━━ DATASET ENTRIES
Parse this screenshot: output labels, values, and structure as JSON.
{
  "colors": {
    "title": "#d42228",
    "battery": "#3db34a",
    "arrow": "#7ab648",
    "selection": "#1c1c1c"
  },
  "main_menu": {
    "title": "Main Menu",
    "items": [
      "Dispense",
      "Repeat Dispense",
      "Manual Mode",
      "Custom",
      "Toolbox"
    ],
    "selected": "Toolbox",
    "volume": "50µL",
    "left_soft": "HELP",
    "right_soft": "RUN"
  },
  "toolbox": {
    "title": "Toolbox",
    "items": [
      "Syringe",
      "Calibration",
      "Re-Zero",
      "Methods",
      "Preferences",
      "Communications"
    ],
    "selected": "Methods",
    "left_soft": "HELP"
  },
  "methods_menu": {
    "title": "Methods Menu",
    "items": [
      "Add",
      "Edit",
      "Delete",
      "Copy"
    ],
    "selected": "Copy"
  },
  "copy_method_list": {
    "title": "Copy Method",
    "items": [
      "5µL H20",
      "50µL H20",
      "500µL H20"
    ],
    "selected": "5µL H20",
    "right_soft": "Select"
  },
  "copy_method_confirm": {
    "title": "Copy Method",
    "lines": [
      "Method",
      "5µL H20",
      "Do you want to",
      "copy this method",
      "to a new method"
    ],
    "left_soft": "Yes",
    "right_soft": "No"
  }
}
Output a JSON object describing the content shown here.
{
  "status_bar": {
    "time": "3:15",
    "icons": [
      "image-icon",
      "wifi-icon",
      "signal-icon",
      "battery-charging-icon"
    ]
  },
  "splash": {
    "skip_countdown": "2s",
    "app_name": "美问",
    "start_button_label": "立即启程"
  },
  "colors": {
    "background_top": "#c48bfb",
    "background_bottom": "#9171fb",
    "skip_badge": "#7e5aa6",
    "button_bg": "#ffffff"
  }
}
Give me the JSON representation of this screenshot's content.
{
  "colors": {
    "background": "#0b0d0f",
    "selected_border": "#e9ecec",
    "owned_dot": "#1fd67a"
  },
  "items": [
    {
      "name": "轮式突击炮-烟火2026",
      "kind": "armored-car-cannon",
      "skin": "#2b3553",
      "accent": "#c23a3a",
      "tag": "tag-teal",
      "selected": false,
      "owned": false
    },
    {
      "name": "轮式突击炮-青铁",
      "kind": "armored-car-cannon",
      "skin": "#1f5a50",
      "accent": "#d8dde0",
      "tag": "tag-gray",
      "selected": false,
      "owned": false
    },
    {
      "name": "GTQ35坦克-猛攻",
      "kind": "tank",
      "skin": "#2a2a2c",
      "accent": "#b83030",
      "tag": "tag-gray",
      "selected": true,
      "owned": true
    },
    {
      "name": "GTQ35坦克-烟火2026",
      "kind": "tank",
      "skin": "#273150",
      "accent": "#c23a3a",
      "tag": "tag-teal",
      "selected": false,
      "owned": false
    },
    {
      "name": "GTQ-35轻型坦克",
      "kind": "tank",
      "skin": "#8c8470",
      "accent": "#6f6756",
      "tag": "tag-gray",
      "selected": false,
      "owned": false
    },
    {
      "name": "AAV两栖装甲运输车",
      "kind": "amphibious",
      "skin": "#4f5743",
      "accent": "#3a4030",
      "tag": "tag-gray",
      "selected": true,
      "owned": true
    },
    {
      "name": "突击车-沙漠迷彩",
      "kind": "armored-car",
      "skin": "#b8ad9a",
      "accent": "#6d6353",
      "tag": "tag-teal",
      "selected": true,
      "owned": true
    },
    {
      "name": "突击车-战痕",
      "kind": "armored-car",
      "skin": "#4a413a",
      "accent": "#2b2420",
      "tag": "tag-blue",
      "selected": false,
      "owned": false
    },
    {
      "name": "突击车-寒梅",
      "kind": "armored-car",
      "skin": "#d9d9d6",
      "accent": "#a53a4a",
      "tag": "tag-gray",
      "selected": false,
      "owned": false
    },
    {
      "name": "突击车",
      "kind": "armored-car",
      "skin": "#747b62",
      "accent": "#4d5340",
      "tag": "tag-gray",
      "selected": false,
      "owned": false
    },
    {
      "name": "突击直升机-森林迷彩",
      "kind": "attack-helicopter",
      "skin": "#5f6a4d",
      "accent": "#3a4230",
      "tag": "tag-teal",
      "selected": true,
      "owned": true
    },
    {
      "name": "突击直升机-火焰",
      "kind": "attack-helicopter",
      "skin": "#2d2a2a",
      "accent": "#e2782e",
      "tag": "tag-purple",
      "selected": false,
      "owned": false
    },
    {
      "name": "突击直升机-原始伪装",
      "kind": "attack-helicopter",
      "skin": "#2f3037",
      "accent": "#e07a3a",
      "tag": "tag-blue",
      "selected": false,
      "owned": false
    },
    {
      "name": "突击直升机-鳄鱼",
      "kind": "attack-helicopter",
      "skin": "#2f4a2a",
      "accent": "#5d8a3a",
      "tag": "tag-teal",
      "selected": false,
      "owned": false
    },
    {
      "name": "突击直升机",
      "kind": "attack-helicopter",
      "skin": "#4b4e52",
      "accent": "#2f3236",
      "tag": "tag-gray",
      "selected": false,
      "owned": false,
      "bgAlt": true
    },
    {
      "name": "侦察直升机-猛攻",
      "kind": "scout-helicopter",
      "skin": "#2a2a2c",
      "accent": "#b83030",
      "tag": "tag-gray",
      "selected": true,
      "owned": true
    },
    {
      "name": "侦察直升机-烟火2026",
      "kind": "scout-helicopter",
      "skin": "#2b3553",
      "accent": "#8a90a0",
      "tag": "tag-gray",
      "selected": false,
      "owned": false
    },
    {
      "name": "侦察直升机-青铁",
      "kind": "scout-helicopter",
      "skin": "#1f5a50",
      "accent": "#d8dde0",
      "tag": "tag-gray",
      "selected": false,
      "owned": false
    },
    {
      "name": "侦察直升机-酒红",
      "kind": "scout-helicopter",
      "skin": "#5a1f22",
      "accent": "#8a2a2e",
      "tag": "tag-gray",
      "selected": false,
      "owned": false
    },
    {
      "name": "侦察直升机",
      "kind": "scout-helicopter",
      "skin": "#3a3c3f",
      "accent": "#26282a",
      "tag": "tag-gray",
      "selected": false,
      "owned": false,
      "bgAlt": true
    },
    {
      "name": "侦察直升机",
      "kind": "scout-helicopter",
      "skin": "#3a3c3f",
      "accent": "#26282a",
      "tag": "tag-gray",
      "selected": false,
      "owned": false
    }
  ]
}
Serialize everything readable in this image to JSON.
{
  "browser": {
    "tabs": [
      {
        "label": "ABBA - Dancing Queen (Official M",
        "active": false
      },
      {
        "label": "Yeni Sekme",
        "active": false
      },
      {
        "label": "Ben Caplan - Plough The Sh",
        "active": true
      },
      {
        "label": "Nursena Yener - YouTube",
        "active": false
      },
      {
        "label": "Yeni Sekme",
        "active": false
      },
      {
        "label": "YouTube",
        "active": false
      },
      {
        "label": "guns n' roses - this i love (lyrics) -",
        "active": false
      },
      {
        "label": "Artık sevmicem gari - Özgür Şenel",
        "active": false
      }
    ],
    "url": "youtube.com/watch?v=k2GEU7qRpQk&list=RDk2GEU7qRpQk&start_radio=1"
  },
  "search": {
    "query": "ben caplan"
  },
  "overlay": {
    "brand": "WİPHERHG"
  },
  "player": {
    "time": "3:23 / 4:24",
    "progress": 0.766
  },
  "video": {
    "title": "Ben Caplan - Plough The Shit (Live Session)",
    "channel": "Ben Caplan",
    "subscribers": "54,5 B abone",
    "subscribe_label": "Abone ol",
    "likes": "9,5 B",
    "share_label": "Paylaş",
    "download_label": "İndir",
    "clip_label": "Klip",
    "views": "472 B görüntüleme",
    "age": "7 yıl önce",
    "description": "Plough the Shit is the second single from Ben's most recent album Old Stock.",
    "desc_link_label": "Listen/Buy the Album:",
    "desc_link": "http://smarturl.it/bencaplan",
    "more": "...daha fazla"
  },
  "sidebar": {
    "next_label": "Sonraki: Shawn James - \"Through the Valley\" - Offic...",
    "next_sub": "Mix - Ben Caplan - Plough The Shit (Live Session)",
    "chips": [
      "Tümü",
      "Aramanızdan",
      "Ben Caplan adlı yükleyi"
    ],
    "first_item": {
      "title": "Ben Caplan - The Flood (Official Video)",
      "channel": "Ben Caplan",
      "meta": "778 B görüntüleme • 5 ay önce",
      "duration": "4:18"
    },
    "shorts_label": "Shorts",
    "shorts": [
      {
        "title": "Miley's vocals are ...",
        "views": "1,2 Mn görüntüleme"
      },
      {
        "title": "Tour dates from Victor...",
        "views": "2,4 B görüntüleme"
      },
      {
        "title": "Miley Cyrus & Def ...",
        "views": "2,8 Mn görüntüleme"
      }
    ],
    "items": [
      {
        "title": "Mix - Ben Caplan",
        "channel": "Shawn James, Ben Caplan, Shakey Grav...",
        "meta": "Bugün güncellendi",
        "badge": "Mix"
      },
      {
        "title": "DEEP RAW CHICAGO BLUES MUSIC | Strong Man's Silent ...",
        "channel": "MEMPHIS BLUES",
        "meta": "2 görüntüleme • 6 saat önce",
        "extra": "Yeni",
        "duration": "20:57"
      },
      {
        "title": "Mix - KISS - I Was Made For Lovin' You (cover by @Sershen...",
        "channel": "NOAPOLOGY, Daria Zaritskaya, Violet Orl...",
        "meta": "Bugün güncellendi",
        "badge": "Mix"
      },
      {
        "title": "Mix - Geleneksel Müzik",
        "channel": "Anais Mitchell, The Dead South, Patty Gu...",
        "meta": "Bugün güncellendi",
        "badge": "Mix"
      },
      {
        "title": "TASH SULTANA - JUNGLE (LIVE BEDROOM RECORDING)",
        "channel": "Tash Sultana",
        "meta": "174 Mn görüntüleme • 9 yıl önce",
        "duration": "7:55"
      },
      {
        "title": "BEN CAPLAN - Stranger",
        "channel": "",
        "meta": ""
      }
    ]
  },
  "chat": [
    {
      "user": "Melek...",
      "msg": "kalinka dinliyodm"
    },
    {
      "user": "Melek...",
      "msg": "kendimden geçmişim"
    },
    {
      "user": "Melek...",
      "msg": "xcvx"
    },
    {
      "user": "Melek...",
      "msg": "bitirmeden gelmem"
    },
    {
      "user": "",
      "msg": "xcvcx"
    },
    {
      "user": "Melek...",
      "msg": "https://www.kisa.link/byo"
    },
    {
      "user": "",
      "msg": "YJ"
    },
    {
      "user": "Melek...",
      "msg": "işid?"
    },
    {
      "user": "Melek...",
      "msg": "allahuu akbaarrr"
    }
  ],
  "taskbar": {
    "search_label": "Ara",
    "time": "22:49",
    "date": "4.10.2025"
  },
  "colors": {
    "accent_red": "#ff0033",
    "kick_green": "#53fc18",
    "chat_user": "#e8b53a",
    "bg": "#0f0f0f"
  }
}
━━━━
#### CHALLENGE
In the entries above, identify every line with the word "content". Copy those lines.

#### ANSWER TO THE PROBLEM
Output a JSON object describing the content shown here.
Give me the JSON representation of this screenshot's content.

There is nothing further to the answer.